A fala suave e o ouvido atento são os trunfos do curitibano André Albuquerque, 42, para fazer uma disputa acabar em acordo, em vez de virar um confronto. E olha que as brigas que ele compra não são pequenas -medem-se em hectares.
De um lado estão famílias que moram em áreas ocupadas irregularmente e que não têm a posse legal dos terrenos. De outro, os proprietários das terras.
No meio, um advogado que tem o equilíbrio como norte. "Se é para entrar num caso para brigar, prefiro nem começar", diz André, com a serenidade de quem se define um idealista.
Ele desenvolveu uma metodologia de atuação legal para agilizar o processo de dar título de propriedade aos ocupantes e indenizar os proprietários.
Esse é o foco da empresa que fundou, a Terra Nova Regularizações Fundiárias, que, em seus sete anos, soma 30 mil contratos de regularização.
André gosta de dizer que a providência marcou a trajetória. Seguindo a veia da família, formou-se advogado, como 2 de seus 3 irmãos, tios e primos. Na Prefeitura de Pinhais (PR), iniciou-se em questões fundiárias. "Não elegi fazer media-ção, a vida me pôs nisso."
Ao ficar sem o emprego, resolveu abrir uma empresa social com fins lucrativos. Não só porque já era pai de três filhos mas também para ser mais independente do poder público.
A Terra Nova recebe uma porcentagem do valor do terreno que regulariza e reinveste parte do lucro na comunidade. Os moradores pagam, em parcelas, pela posse da terra.
"O mal não é ganhar dinheiro, e sim acumular riqueza. O que a empresa angaria tem de ser devolvido, gerar potencial para atender outros lugares. Se ela tivesse US$ 1 bilhão, estaria na África, na América Latina."
Sua idéia é capitalizar quem não tem capital. Quando o ocupante vira dono, pode ter acesso a financiamentos bancários. A comunidade, legalizada, passa a ter direito a melhorias como asfaltar e sanear ruas. "Quando se junta a comunidade para pressionar o poder público, exerce-se força política."
Equilíbrio energético
A resolução de disputas tem também outro significado para André. "O conflito entre a vila e o proprietário cria uma atmosfera desfavorável. Quando o dissolvemos, ela se harmoniza energeticamente. O ser humano, equilibrado, prospera."
Seguindo essa filosofia, o advogado atua no primeiro projeto de reassentamento integral de famílias em grandes obras.

= = = = =

_Tarefa pedida_. Escreva a continuação do texto sobre André Albuquerque e a regularização fundiária, a partir da última frase apresentada. Os itens não são necessários.

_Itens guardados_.
= = = = =

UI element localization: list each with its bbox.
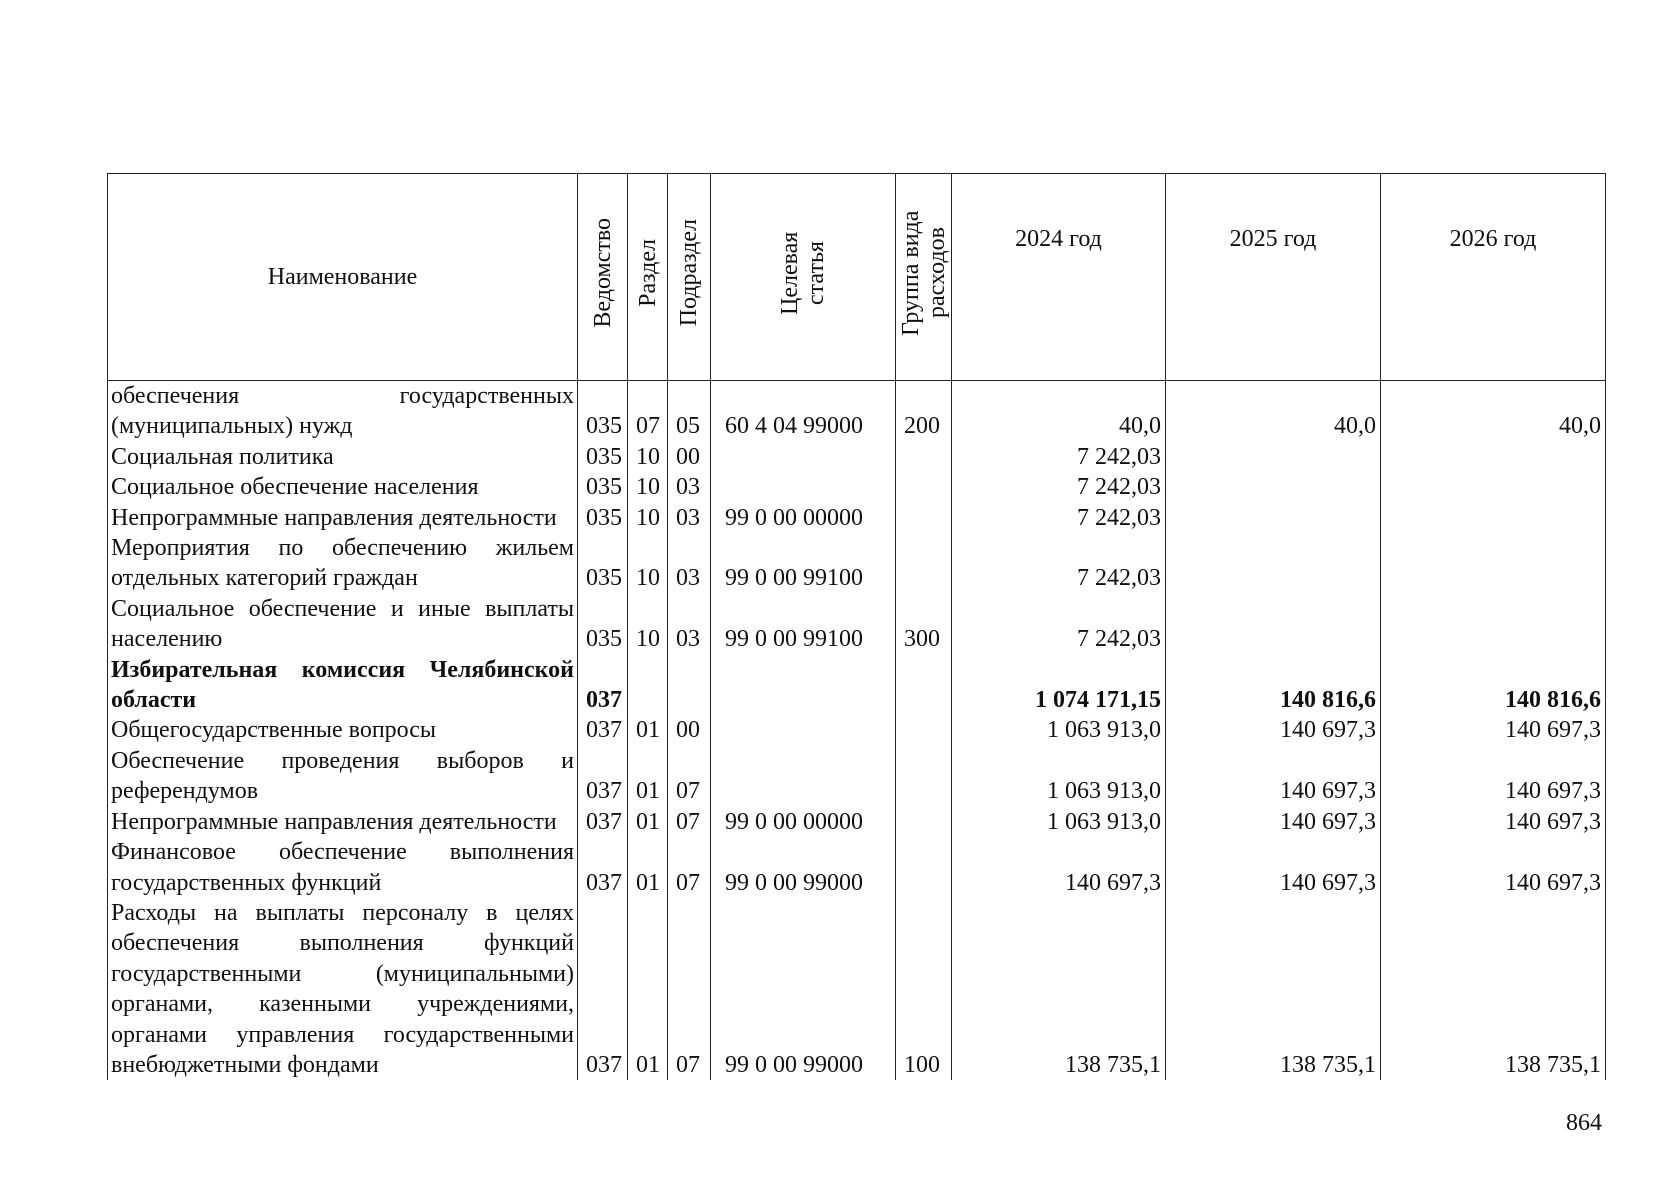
cell-section: 01 (628, 837, 668, 898)
cell-target: 99 0 00 99100 (711, 533, 896, 594)
cell-target: 99 0 00 00000 (711, 503, 896, 533)
table-row (108, 898, 1606, 1080)
cell-y2024: 1 074 171,15 (952, 655, 1166, 716)
cell-y2026: 140 697,3 (1381, 715, 1606, 745)
cell-y2025: 140 816,6 (1166, 655, 1381, 716)
table-body (108, 381, 1606, 1081)
cell-y2024: 7 242,03 (952, 503, 1166, 533)
cell-y2024: 140 697,3 (952, 837, 1166, 898)
cell-section: 01 (628, 898, 668, 1080)
table-row (108, 503, 1606, 533)
cell-subsection: 03 (668, 594, 711, 655)
cell-target: 60 4 04 99000 (711, 381, 896, 442)
cell-target: 99 0 00 99000 (711, 898, 896, 1080)
cell-subsection: 00 (668, 442, 711, 472)
cell-subsection: 07 (668, 807, 711, 837)
table-row (108, 381, 1606, 442)
cell-dept: 037 (578, 898, 628, 1080)
cell-name: Обеспечение проведения выборов и референдумов (108, 746, 578, 807)
cell-y2025: 40,0 (1166, 381, 1381, 442)
cell-subsection: 03 (668, 503, 711, 533)
cell-name: Непрограммные направления деятельности (108, 503, 578, 533)
table-row (108, 442, 1606, 472)
table-row (108, 533, 1606, 594)
cell-name: Общегосударственные вопросы (108, 715, 578, 745)
cell-y2025 (1166, 533, 1381, 594)
page-number: 864 (1566, 1110, 1602, 1136)
cell-target (711, 472, 896, 502)
cell-section: 01 (628, 746, 668, 807)
cell-y2025 (1166, 472, 1381, 502)
cell-section: 10 (628, 472, 668, 502)
cell-group (896, 746, 952, 807)
table-row (108, 715, 1606, 745)
cell-target: 99 0 00 00000 (711, 807, 896, 837)
cell-y2024: 7 242,03 (952, 472, 1166, 502)
cell-y2024: 138 735,1 (952, 898, 1166, 1080)
cell-target (711, 715, 896, 745)
cell-y2025 (1166, 503, 1381, 533)
cell-target: 99 0 00 99100 (711, 594, 896, 655)
cell-group: 100 (896, 898, 952, 1080)
cell-y2025: 138 735,1 (1166, 898, 1381, 1080)
cell-dept: 037 (578, 746, 628, 807)
cell-target (711, 746, 896, 807)
cell-y2024: 7 242,03 (952, 442, 1166, 472)
cell-dept: 037 (578, 807, 628, 837)
cell-y2024: 1 063 913,0 (952, 746, 1166, 807)
cell-y2026: 140 697,3 (1381, 837, 1606, 898)
cell-y2025 (1166, 594, 1381, 655)
cell-y2026: 138 735,1 (1381, 898, 1606, 1080)
cell-group (896, 655, 952, 716)
cell-dept: 037 (578, 837, 628, 898)
cell-y2024: 1 063 913,0 (952, 715, 1166, 745)
cell-name: Непрограммные направления деятельности (108, 807, 578, 837)
cell-section: 07 (628, 381, 668, 442)
header-section: Раздел (628, 174, 668, 381)
cell-y2025: 140 697,3 (1166, 746, 1381, 807)
cell-dept: 035 (578, 533, 628, 594)
cell-subsection: 03 (668, 533, 711, 594)
cell-subsection: 05 (668, 381, 711, 442)
table-row (108, 837, 1606, 898)
cell-subsection: 03 (668, 472, 711, 502)
cell-y2024: 7 242,03 (952, 594, 1166, 655)
cell-y2026 (1381, 472, 1606, 502)
cell-subsection (668, 655, 711, 716)
cell-subsection: 00 (668, 715, 711, 745)
cell-dept: 035 (578, 472, 628, 502)
cell-y2026: 140 697,3 (1381, 807, 1606, 837)
cell-target (711, 442, 896, 472)
cell-subsection: 07 (668, 746, 711, 807)
cell-dept: 035 (578, 442, 628, 472)
cell-y2026: 40,0 (1381, 381, 1606, 442)
header-group: Группа вида расходов (896, 174, 952, 381)
table-row (108, 746, 1606, 807)
cell-dept: 035 (578, 594, 628, 655)
cell-group: 200 (896, 381, 952, 442)
cell-name: Мероприятия по обеспечению жильем отдельных категорий граждан (108, 533, 578, 594)
cell-dept: 035 (578, 381, 628, 442)
cell-section: 10 (628, 533, 668, 594)
table-row (108, 594, 1606, 655)
cell-dept: 037 (578, 655, 628, 716)
header-name: Наименование (108, 174, 578, 381)
cell-group (896, 533, 952, 594)
cell-name: Социальное обеспечение населения (108, 472, 578, 502)
header-row (108, 174, 1606, 381)
cell-section: 01 (628, 715, 668, 745)
header-2026: 2026 год (1381, 174, 1606, 381)
table-row (108, 472, 1606, 502)
cell-group (896, 503, 952, 533)
cell-target (711, 655, 896, 716)
cell-y2025: 140 697,3 (1166, 837, 1381, 898)
cell-name: Социальное обеспечение и иные выплаты населению (108, 594, 578, 655)
cell-y2024: 1 063 913,0 (952, 807, 1166, 837)
cell-group: 300 (896, 594, 952, 655)
cell-dept: 035 (578, 503, 628, 533)
cell-group (896, 472, 952, 502)
header-subsection: Подраздел (668, 174, 711, 381)
cell-name: Расходы на выплаты персоналу в целях обеспечения выполнения функций государственными (муниципальными) органами, казенными учреждениями, органами управления государственными внебюджетными фондами (108, 898, 578, 1080)
cell-y2026 (1381, 442, 1606, 472)
cell-subsection: 07 (668, 898, 711, 1080)
cell-y2026: 140 816,6 (1381, 655, 1606, 716)
budget-table (107, 173, 1606, 1080)
cell-y2026 (1381, 503, 1606, 533)
cell-target: 99 0 00 99000 (711, 837, 896, 898)
header-target: Целевая статья (711, 174, 896, 381)
table-row (108, 655, 1606, 716)
cell-name: Финансовое обеспечение выполнения государственных функций (108, 837, 578, 898)
table-row (108, 807, 1606, 837)
cell-y2025: 140 697,3 (1166, 807, 1381, 837)
cell-group (896, 837, 952, 898)
cell-y2024: 40,0 (952, 381, 1166, 442)
cell-y2026 (1381, 533, 1606, 594)
cell-subsection: 07 (668, 837, 711, 898)
cell-section: 10 (628, 442, 668, 472)
header-2025: 2025 год (1166, 174, 1381, 381)
cell-section: 10 (628, 594, 668, 655)
header-dept: Ведомство (578, 174, 628, 381)
cell-y2025: 140 697,3 (1166, 715, 1381, 745)
cell-name: Социальная политика (108, 442, 578, 472)
cell-y2026: 140 697,3 (1381, 746, 1606, 807)
cell-y2024: 7 242,03 (952, 533, 1166, 594)
cell-section: 10 (628, 503, 668, 533)
cell-group (896, 715, 952, 745)
cell-y2025 (1166, 442, 1381, 472)
cell-dept: 037 (578, 715, 628, 745)
cell-section: 01 (628, 807, 668, 837)
cell-name: обеспечения государственных (муниципальных) нужд (108, 381, 578, 442)
cell-section (628, 655, 668, 716)
cell-group (896, 807, 952, 837)
cell-y2026 (1381, 594, 1606, 655)
cell-group (896, 442, 952, 472)
header-2024: 2024 год (952, 174, 1166, 381)
cell-name: Избирательная комиссия Челябинской области (108, 655, 578, 716)
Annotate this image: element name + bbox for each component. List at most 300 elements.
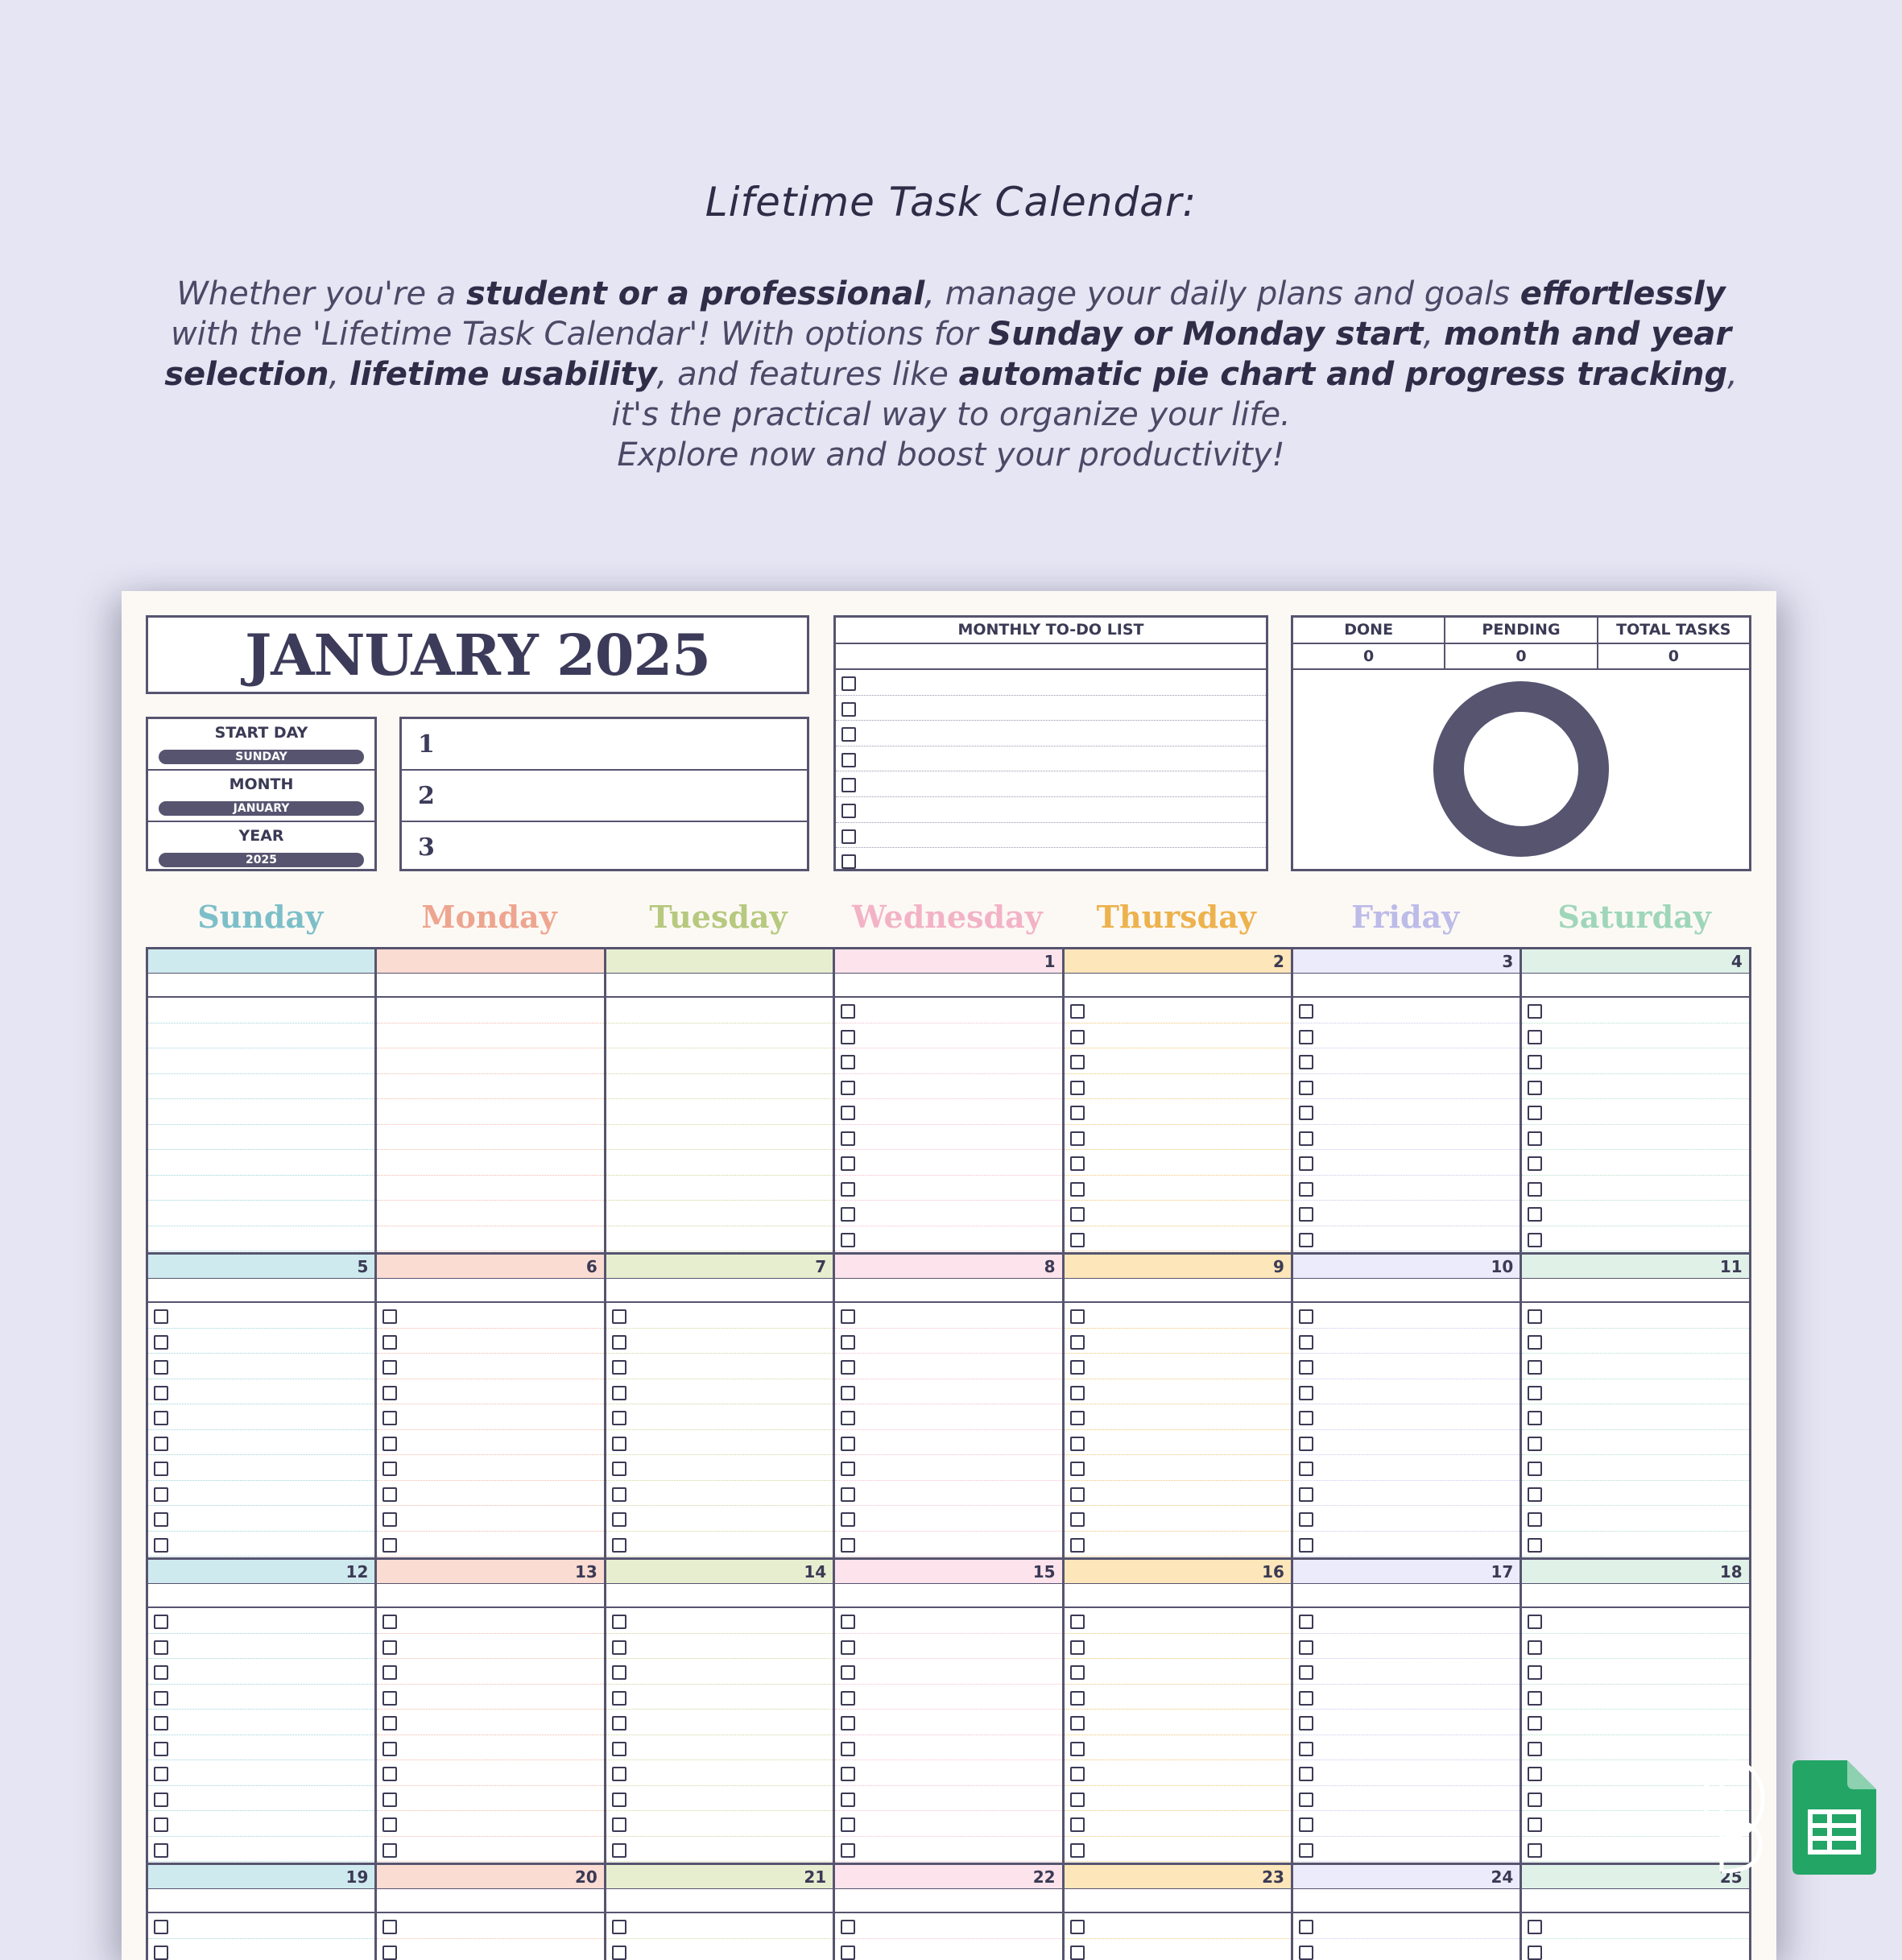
- todo-item[interactable]: [836, 848, 1266, 874]
- checkbox[interactable]: [841, 702, 856, 717]
- task-line[interactable]: [377, 1176, 603, 1201]
- setting-dropdown[interactable]: SUNDAY: [159, 750, 364, 764]
- checkbox[interactable]: [1299, 1106, 1313, 1120]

= = = = =

_Resposta da tarefa_.
A experiência inicial se dá com ribeirinhos atingidos pelas obras da usina hidrelétrica de Santo Antônio, em Porto Velho. Segundo André, é o começo de um trabalho-modelo que deve ser levado para a África.
"Eu miro o mundo", diz, à espera, com a segunda mulher, do quarto filho. Uma geração que ele acredita já nascer melhor.
Para onde vão os lucros?
Ao ser contratada, em geral pelo proprietário, a Terra Nova cobra 40% do valor do terreno, para despesas operacionais e administrativas. O dono fica com 40%, e a comunidade, com 20%, que vão para um fundo -para usá-lo, o gasto deve ser aprovado pelos moradores.
"Quando cheguei, era rabicho ["gato"] de água, de luz. Para mudar qualquer coisa, era escondido do dono", diz José Paulo Rosário, da associação de moradores de Vila União (PR), hoje com obras de meio-fio e asfalto nas ruas de terra. "Temos planos de fazer escola, parque e barracão de reciclagem."
Para André Albuquerque, "a associação com dinheiro é forte e uma garantia para o projeto".
O que é empresa social?
A Fundação Schwab, parceira da Folha na realização do Prêmio Empreendedor Social, define empresa social como aquela credenciada ao setor privado que distribui o lucro total ou grande parte dele para o benefício da sociedade.
É o caso da Terra Nova, cuja atuação permite que, no final, todos ganhem: os moradores têm o título de propriedade, e o dono do terreno é indenizado pela terra que, na prática, havia perdido -os processos se arrastam por anos na Justiça.
Regularizadas, as áreas podem ser urbanizadas pelas prefeituras, que evitam gastos com negociação fundiária, degradação ambiental, tráfico de drogas e violência em favelas.
"Antes tinha morte, assalto, drogas. Após regularizar, aumentei o mercado e abri uma loja."
ANTONIO APARECIDO FRANÇA, 32, dono de mercado em Vila União (PR)
Cronologia
1966
André Luis Cavalcanti de Albuquerque nasce em Curitiba (PR); é o segundo dos quatro filhos de Marília Hidalgo e Cássio Cavalcanti
1990 a 1994
Nascem os três filhos de André: Gabriel, em 1990; Kaliani, em 1991; e Cássio, em 1994
1999
Dirige o primeiro projeto de regularização fundiária -a Comunidade Sol Nascente-, na companhia de habitação de Pinhais (Grande Curitiba)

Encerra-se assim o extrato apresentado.